*Given problem:*
Pull every line containing the word "wenn" from the records.

*Records for this exercise:*
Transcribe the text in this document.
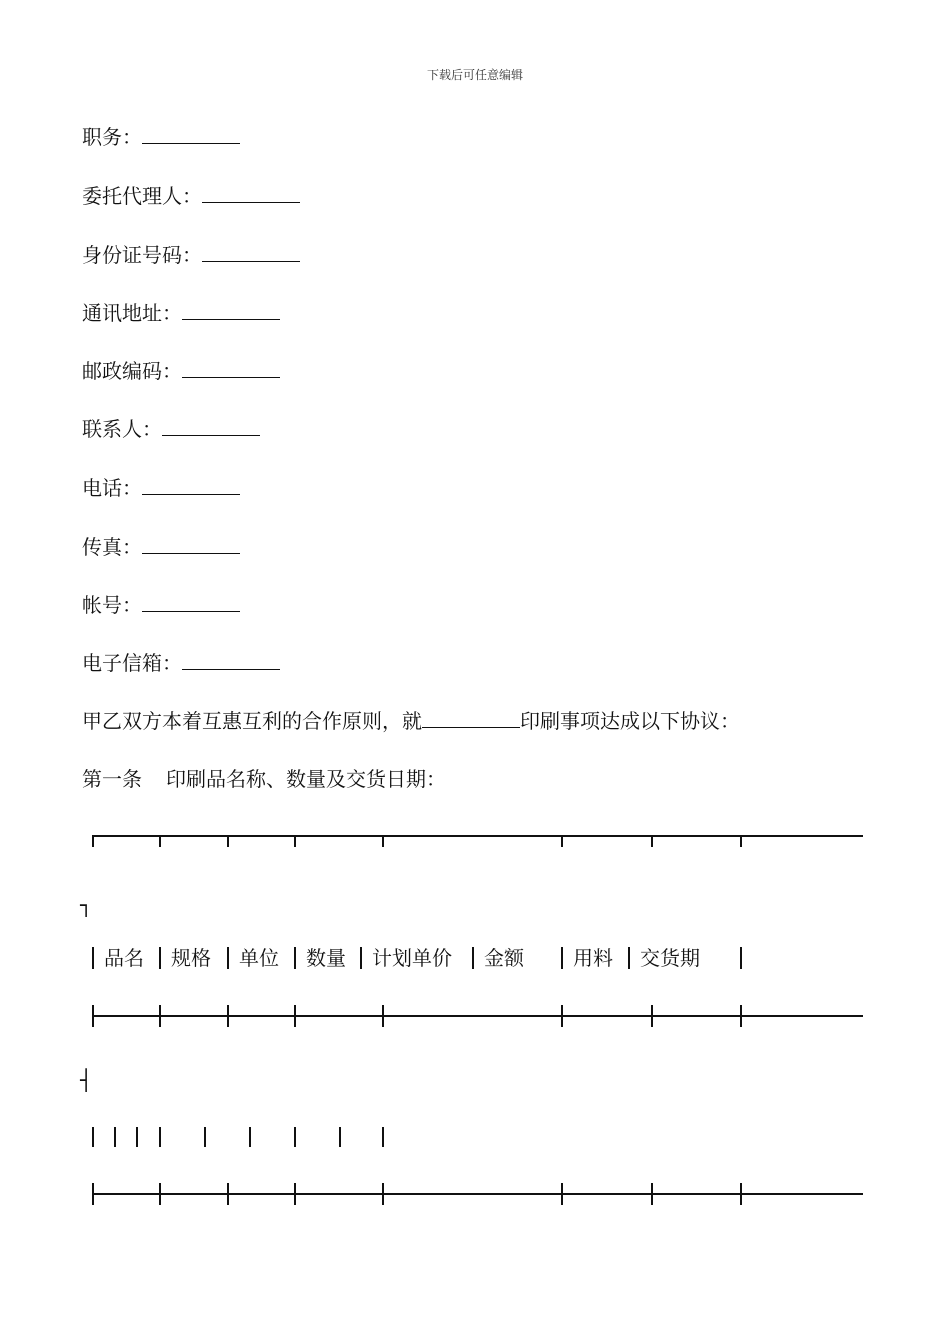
下载后可任意编辑
职务：
委托代理人：
身份证号码：
通讯地址：
邮政编码：
联系人：
电话：
传真：
帐号：
电子信箱：
甲乙双方本着互惠互利的合作原则，就	印刷事项达成以下协议：
第一条 印刷品名称、数量及交货日期：
┐
品名 规格 单位 数量 计划单价 金额 用料 交货期
┤
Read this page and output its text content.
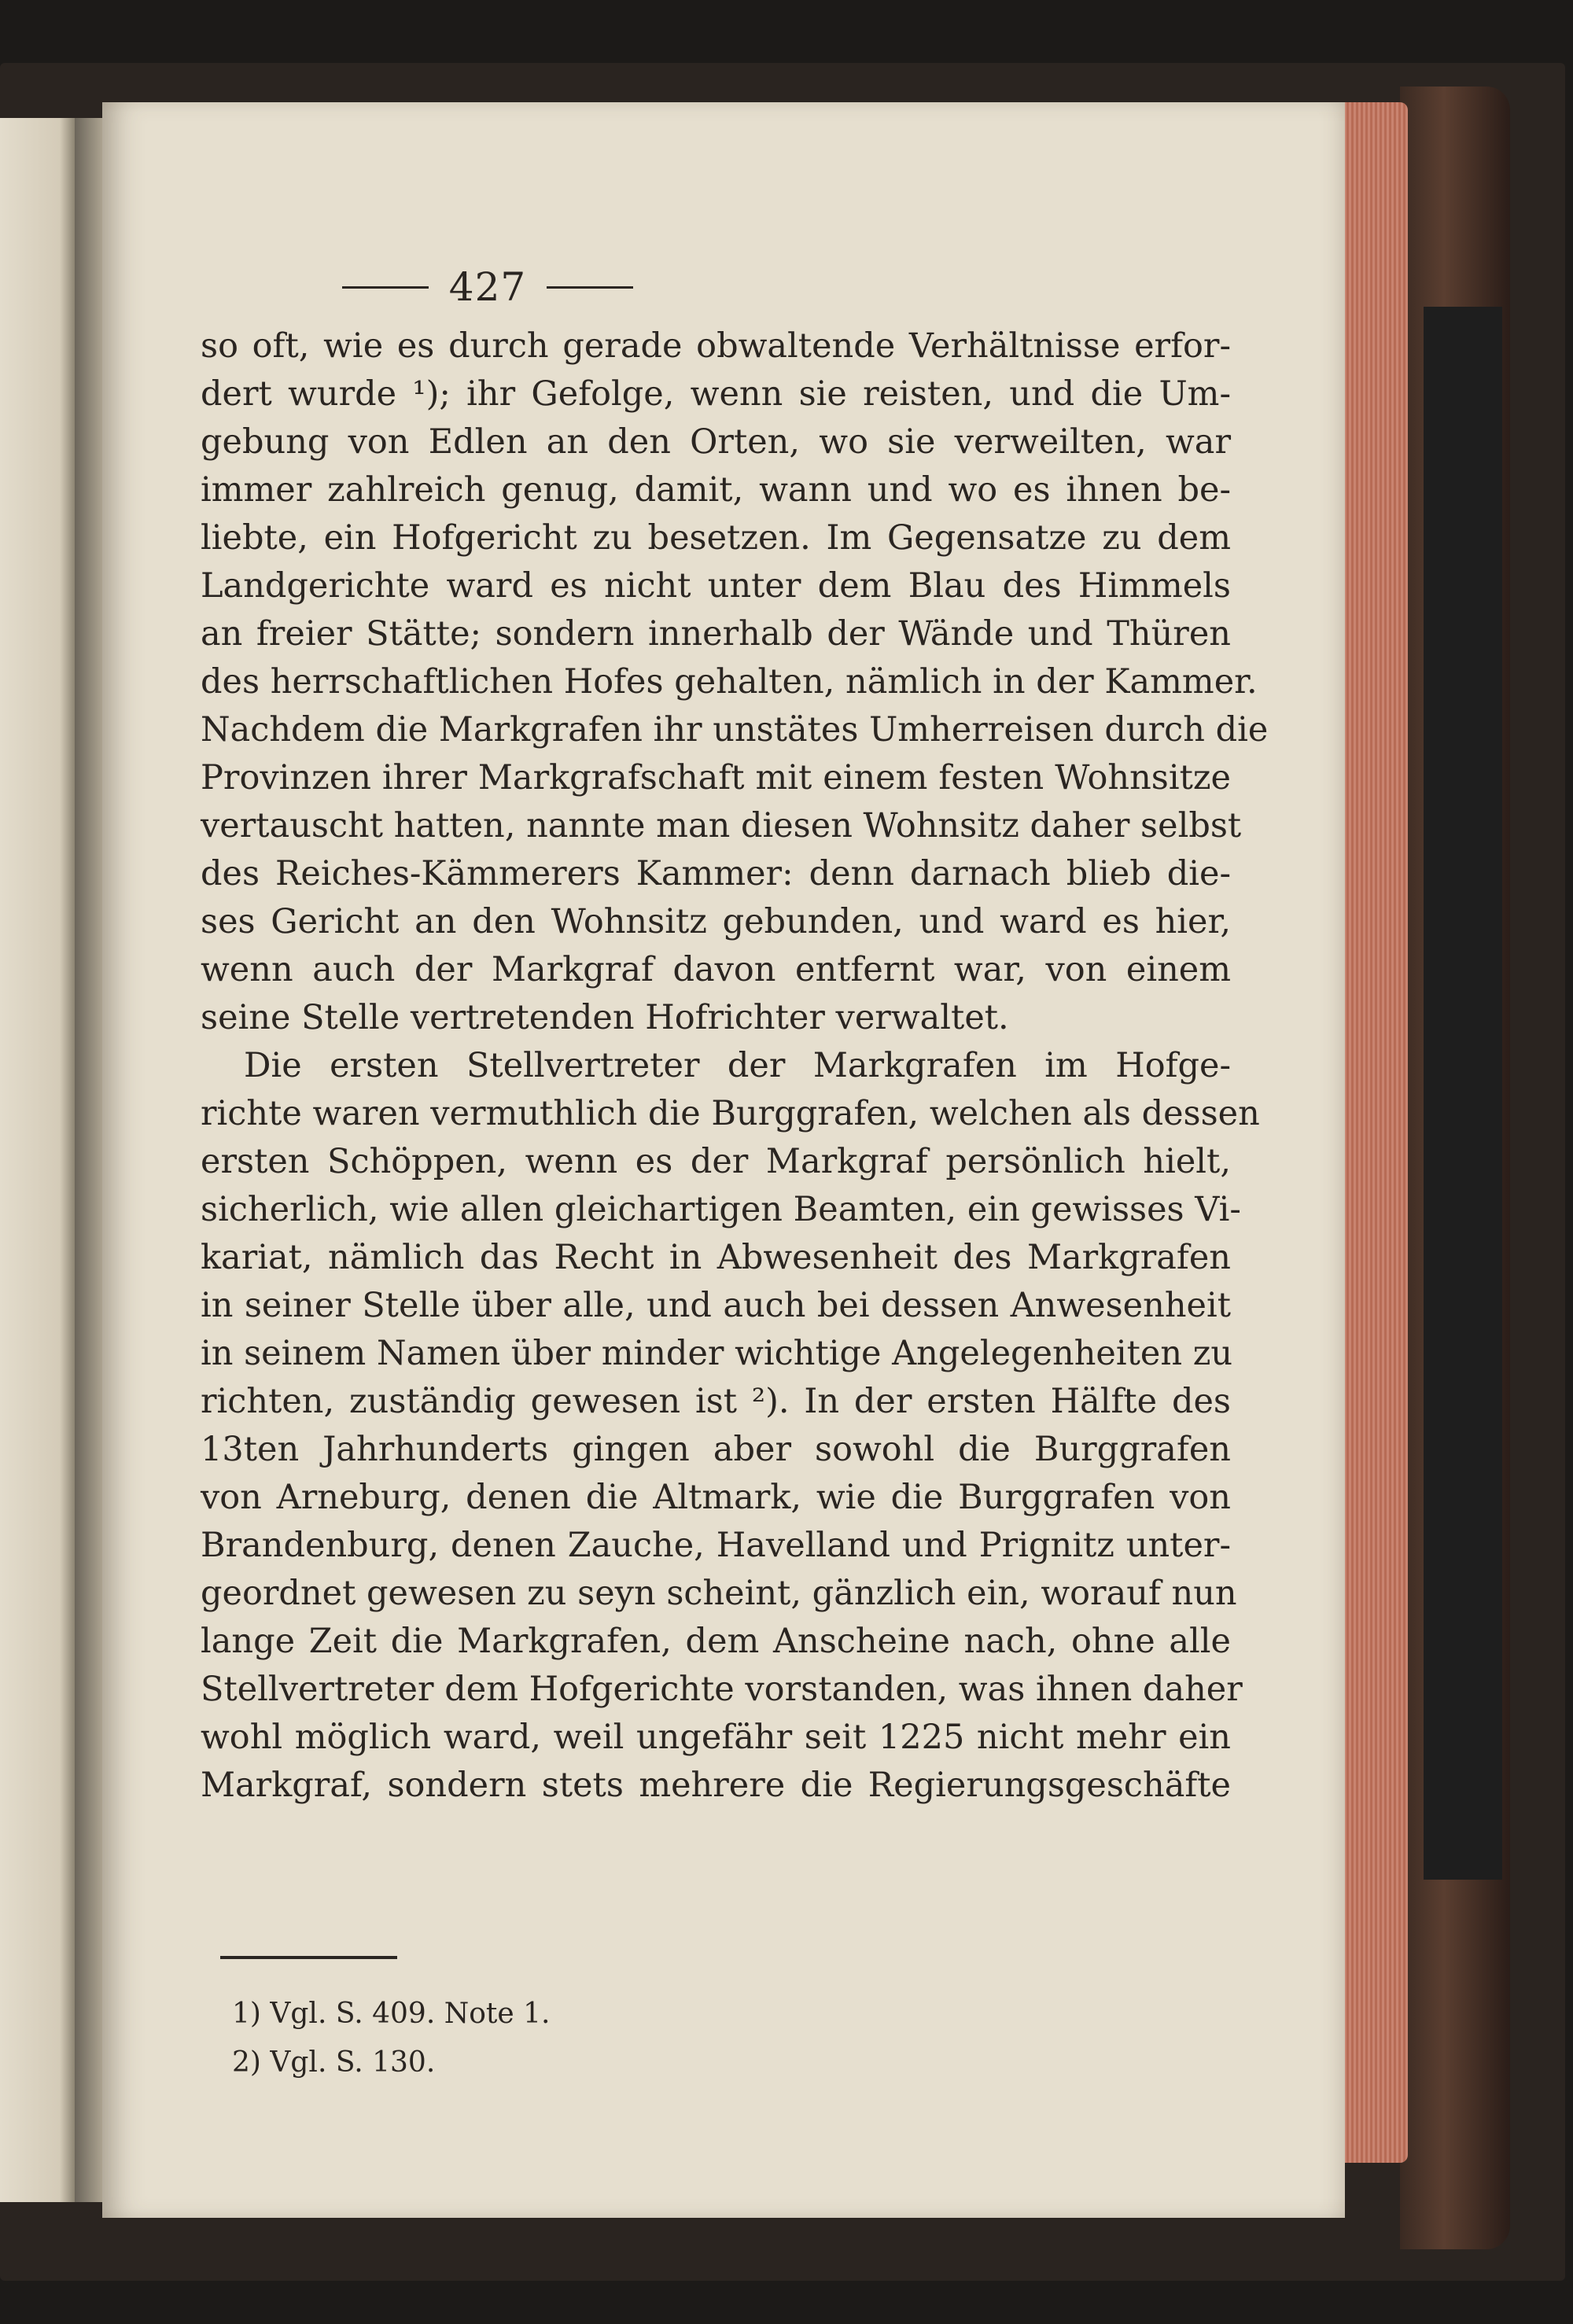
427
so oft, wie es durch gerade obwaltende Verhältnisse erfor-
dert wurde ¹); ihr Gefolge, wenn sie reisten, und die Um-
gebung von Edlen an den Orten, wo sie verweilten, war
immer zahlreich genug, damit, wann und wo es ihnen be-
liebte, ein Hofgericht zu besetzen. Im Gegensatze zu dem
Landgerichte ward es nicht unter dem Blau des Himmels
an freier Stätte; sondern innerhalb der Wände und Thüren
des herrschaftlichen Hofes gehalten, nämlich in der Kammer.
Nachdem die Markgrafen ihr unstätes Umherreisen durch die
Provinzen ihrer Markgrafschaft mit einem festen Wohnsitze
vertauscht hatten, nannte man diesen Wohnsitz daher selbst
des Reiches-Kämmerers Kammer: denn darnach blieb die-
ses Gericht an den Wohnsitz gebunden, und ward es hier,
wenn auch der Markgraf davon entfernt war, von einem
seine Stelle vertretenden Hofrichter verwaltet.
Die ersten Stellvertreter der Markgrafen im Hofge-
richte waren vermuthlich die Burggrafen, welchen als dessen
ersten Schöppen, wenn es der Markgraf persönlich hielt,
sicherlich, wie allen gleichartigen Beamten, ein gewisses Vi-
kariat, nämlich das Recht in Abwesenheit des Markgrafen
in seiner Stelle über alle, und auch bei dessen Anwesenheit
in seinem Namen über minder wichtige Angelegenheiten zu
richten, zuständig gewesen ist ²). In der ersten Hälfte des
13ten Jahrhunderts gingen aber sowohl die Burggrafen
von Arneburg, denen die Altmark, wie die Burggrafen von
Brandenburg, denen Zauche, Havelland und Prignitz unter-
geordnet gewesen zu seyn scheint, gänzlich ein, worauf nun
lange Zeit die Markgrafen, dem Anscheine nach, ohne alle
Stellvertreter dem Hofgerichte vorstanden, was ihnen daher
wohl möglich ward, weil ungefähr seit 1225 nicht mehr ein
Markgraf, sondern stets mehrere die Regierungsgeschäfte
1) Vgl. S. 409. Note 1.
2) Vgl. S. 130.
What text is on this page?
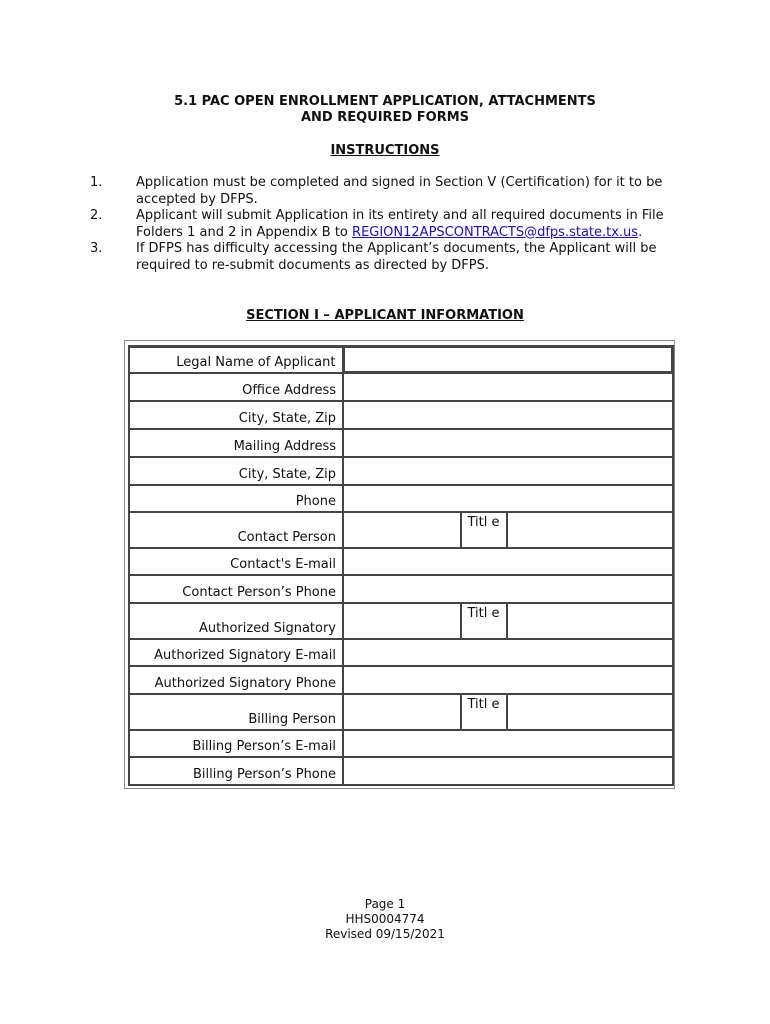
5.1 PAC OPEN ENROLLMENT APPLICATION, ATTACHMENTS
AND REQUIRED FORMS
INSTRUCTIONS
1.	Application must be completed and signed in Section V (Certification) for it to be accepted by DFPS.
2.	Applicant will submit Application in its entirety and all required documents in File Folders 1 and 2 in Appendix B to REGION12APSCONTRACTS@dfps.state.tx.us.
3.	If DFPS has difficulty accessing the Applicant’s documents, the Applicant will be required to re-submit documents as directed by DFPS.
SECTION I – APPLICANT INFORMATION
Legal Name of Applicant			
Office Address			
City, State, Zip			
Mailing Address			
City, State, Zip			
Phone			
Contact Person		Titl e	
Contact's E-mail			
Contact Person’s Phone			
Authorized Signatory		Titl e	
Authorized Signatory E-mail			
Authorized Signatory Phone			
Billing Person		Titl e	
Billing Person’s E-mail			
Billing Person’s Phone			
Page 1
HHS0004774
Revised 09/15/2021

*Final answer:*
dert wurde ¹); ihr Gefolge, wenn sie reisten, und die Um-
wenn auch der Markgraf davon entfernt war, von einem
ersten Schöppen, wenn es der Markgraf persönlich hielt,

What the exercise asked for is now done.